Problem requirements: Show all lines holding the string "Land".

Material supplied:
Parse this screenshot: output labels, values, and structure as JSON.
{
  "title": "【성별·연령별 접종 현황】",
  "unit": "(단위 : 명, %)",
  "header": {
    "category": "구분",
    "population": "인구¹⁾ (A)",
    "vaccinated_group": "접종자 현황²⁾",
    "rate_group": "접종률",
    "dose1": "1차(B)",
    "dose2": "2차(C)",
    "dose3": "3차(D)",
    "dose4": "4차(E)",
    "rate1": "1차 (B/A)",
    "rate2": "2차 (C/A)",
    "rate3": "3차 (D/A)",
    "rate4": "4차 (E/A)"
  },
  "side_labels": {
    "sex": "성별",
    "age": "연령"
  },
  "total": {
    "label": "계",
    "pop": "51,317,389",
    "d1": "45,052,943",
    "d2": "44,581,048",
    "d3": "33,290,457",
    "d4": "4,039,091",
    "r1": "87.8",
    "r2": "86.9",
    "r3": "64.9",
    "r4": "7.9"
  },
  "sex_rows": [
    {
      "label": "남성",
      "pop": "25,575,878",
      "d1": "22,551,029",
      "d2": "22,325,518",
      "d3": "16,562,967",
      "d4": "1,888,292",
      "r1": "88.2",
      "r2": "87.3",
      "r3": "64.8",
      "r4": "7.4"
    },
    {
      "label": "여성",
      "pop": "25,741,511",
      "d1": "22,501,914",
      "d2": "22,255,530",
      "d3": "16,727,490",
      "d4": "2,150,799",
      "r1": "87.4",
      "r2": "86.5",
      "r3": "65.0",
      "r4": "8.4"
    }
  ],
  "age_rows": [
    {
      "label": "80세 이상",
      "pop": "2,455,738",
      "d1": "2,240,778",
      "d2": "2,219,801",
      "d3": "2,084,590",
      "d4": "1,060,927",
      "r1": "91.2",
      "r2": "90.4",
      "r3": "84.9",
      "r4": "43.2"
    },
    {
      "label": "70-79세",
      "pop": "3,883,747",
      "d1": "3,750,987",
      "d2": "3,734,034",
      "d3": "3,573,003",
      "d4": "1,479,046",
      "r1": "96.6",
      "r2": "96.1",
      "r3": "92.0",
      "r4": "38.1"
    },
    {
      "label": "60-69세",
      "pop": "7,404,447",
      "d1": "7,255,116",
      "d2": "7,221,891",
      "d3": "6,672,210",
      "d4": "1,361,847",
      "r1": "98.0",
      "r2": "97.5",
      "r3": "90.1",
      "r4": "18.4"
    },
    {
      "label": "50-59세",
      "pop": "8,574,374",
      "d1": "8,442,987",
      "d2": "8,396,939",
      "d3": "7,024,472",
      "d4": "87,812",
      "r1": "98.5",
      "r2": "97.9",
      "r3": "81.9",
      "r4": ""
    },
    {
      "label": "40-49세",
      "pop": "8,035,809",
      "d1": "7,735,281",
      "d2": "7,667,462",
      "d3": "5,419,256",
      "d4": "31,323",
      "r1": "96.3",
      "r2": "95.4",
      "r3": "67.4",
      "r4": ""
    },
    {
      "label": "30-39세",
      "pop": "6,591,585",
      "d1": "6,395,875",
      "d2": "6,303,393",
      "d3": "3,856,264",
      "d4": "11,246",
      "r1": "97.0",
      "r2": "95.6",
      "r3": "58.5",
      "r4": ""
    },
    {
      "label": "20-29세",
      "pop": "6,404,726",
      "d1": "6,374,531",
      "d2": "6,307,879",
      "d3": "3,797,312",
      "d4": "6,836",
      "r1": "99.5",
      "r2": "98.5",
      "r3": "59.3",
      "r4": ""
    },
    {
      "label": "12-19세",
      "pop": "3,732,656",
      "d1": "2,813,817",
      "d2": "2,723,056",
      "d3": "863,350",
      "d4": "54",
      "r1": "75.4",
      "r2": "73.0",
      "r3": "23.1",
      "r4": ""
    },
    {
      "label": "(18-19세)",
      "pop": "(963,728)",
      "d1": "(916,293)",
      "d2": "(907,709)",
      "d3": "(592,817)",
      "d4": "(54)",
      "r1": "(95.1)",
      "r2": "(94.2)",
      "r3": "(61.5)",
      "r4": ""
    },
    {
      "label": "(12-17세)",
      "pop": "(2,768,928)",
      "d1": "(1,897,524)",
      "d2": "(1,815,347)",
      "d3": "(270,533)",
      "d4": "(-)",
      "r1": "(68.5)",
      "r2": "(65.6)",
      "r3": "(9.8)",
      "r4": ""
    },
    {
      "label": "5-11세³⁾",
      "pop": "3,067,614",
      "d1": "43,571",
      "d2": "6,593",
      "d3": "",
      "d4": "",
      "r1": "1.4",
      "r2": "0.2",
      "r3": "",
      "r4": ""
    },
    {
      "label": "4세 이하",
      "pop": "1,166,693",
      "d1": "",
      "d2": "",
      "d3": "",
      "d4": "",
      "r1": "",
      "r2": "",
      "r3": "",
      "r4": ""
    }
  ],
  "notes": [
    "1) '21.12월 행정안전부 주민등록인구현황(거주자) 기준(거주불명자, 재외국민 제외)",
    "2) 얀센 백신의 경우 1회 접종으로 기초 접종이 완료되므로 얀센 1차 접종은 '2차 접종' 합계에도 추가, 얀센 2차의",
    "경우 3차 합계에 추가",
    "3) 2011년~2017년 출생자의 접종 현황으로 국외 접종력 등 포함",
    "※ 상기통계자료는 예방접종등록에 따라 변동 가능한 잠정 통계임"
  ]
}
---
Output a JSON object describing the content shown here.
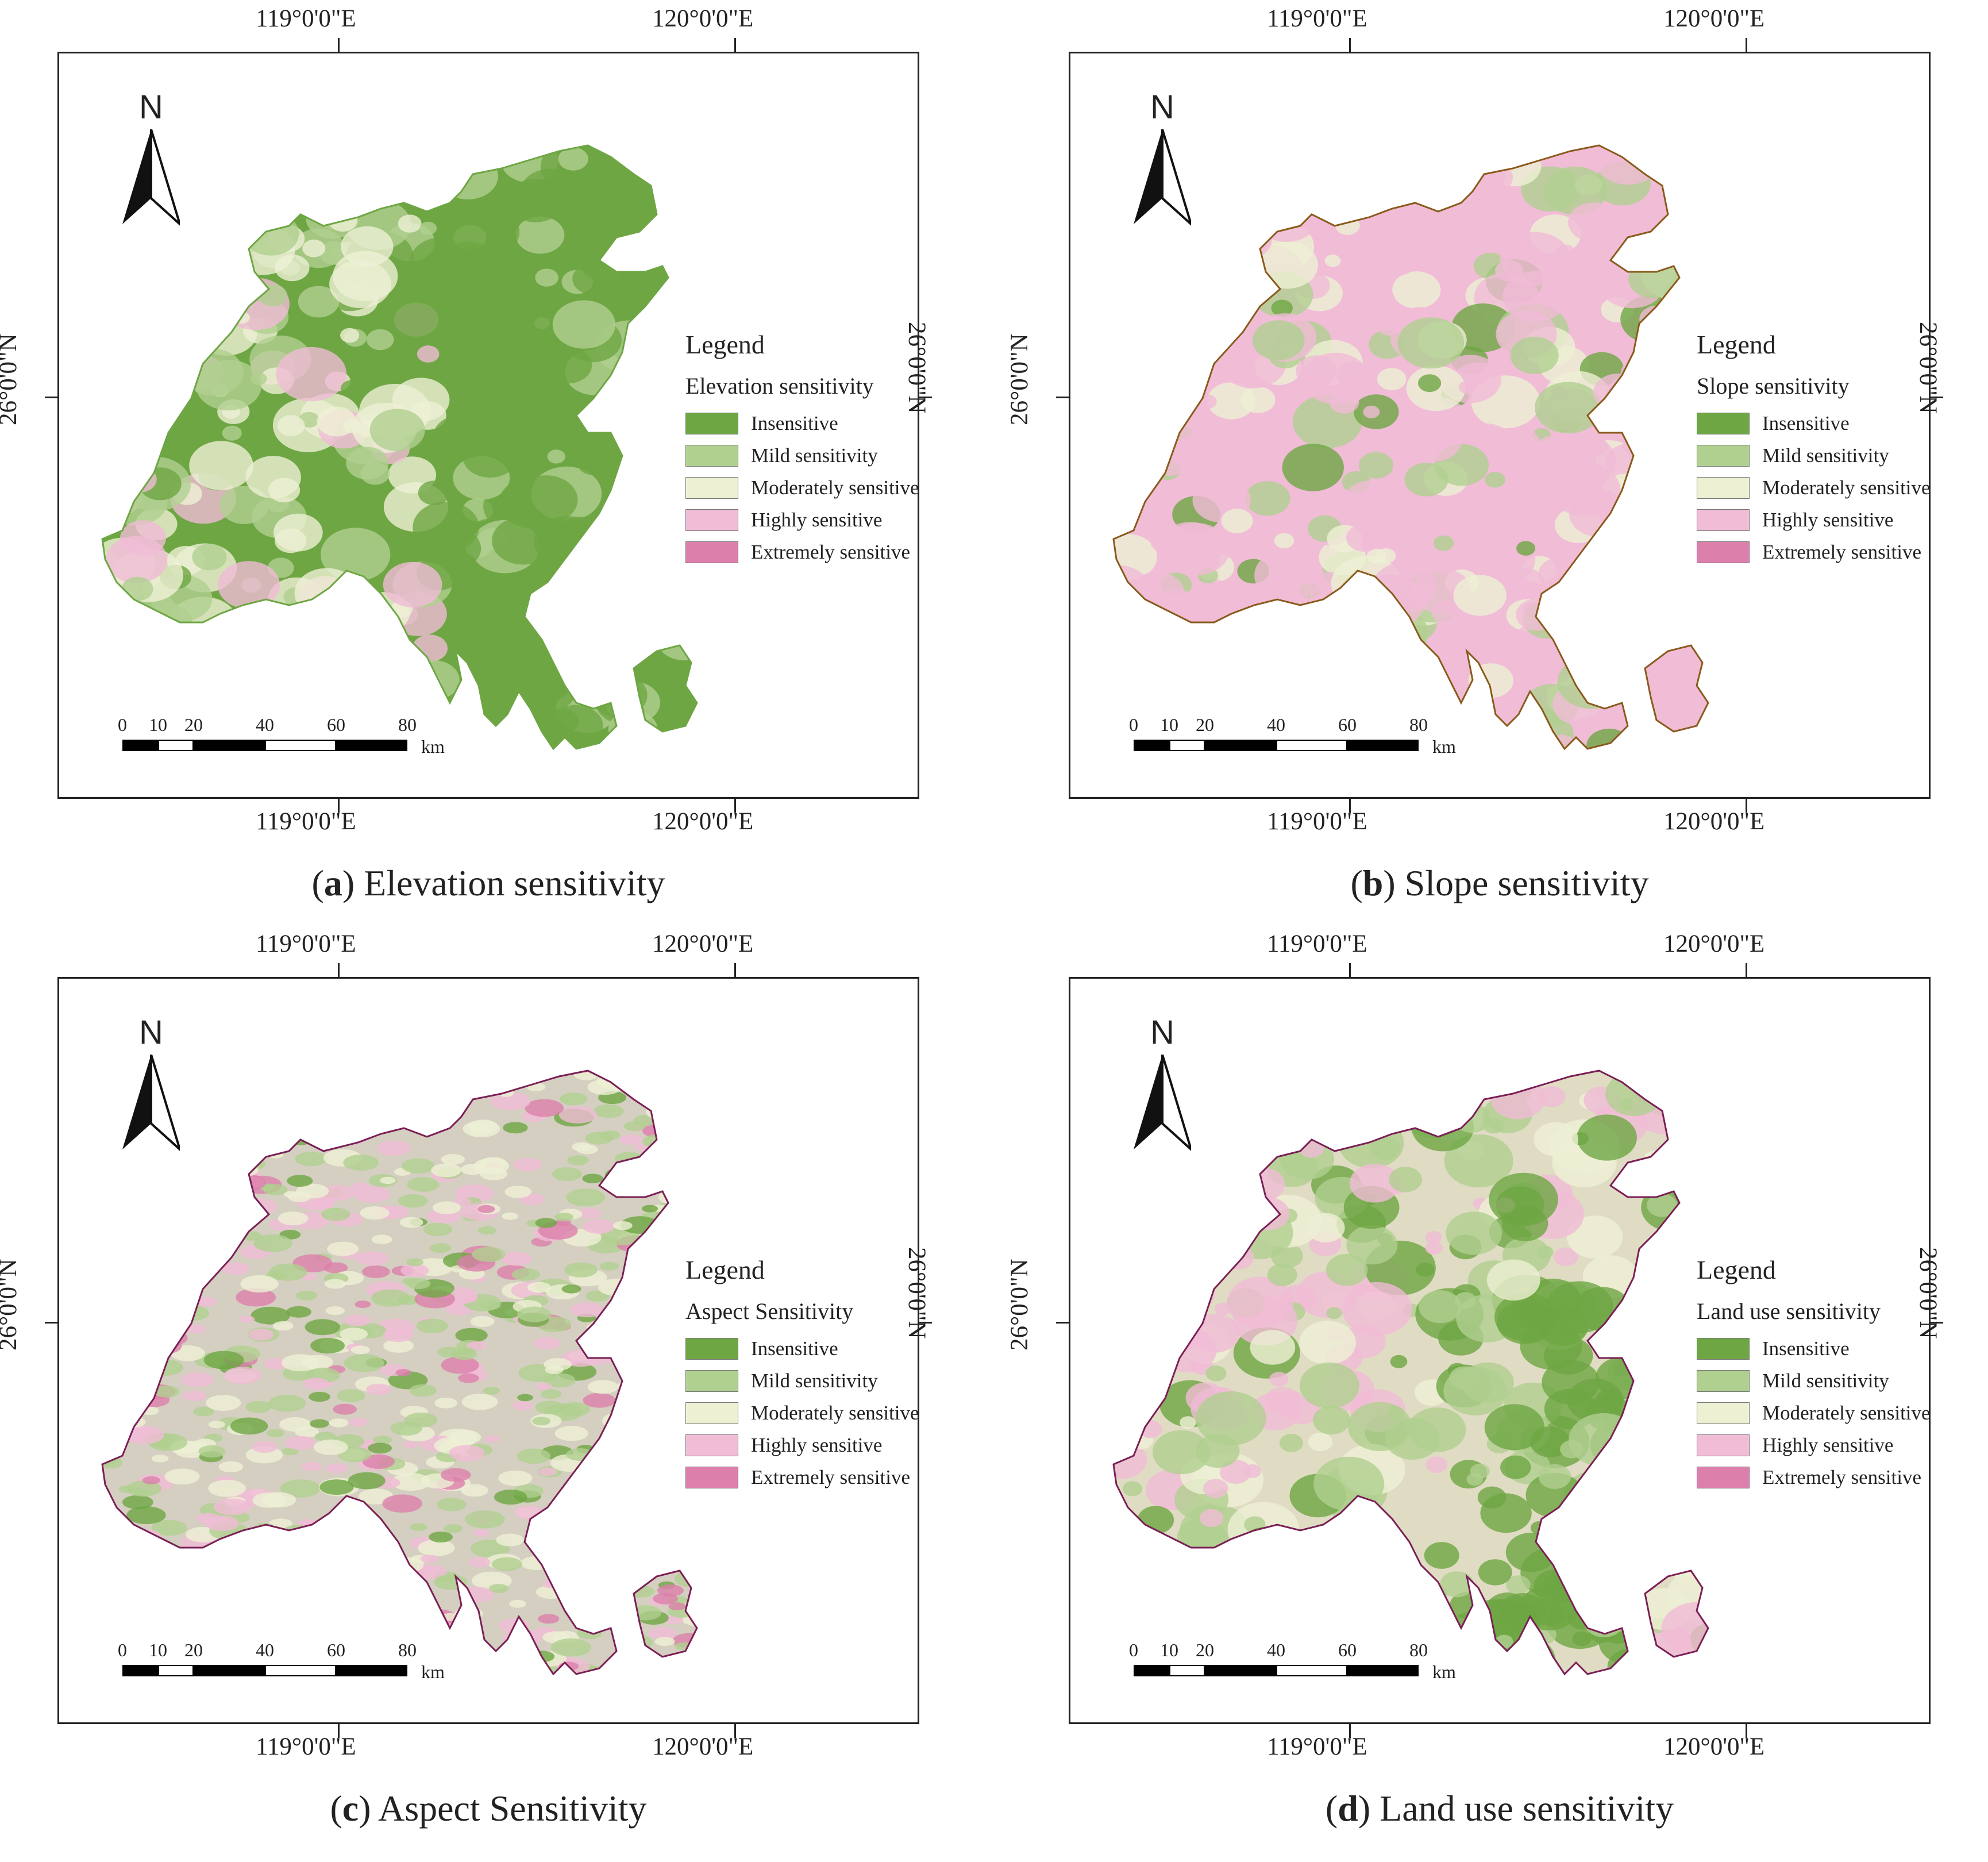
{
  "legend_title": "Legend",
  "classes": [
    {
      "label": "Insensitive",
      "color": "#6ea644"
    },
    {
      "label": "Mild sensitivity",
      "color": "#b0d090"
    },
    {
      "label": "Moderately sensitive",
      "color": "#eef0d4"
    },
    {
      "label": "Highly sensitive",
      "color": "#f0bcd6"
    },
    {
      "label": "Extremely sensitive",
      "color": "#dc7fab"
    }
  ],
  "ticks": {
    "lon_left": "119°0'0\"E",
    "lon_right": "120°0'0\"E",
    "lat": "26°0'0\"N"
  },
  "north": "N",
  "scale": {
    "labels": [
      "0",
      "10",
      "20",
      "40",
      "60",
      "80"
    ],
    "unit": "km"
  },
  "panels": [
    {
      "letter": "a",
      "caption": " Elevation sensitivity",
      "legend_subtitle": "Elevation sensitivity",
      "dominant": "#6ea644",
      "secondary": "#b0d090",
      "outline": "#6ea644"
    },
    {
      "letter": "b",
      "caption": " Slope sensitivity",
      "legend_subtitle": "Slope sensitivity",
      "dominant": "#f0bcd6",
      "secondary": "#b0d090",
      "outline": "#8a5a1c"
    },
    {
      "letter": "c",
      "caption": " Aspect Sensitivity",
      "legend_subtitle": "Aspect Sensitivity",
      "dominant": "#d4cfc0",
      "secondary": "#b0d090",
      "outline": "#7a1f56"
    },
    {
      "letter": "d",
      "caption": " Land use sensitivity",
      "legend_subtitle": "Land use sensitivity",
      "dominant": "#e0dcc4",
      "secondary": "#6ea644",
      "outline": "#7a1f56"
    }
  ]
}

Expected answer:
      "caption": " Land use sensitivity",
      "legend_subtitle": "Land use sensitivity",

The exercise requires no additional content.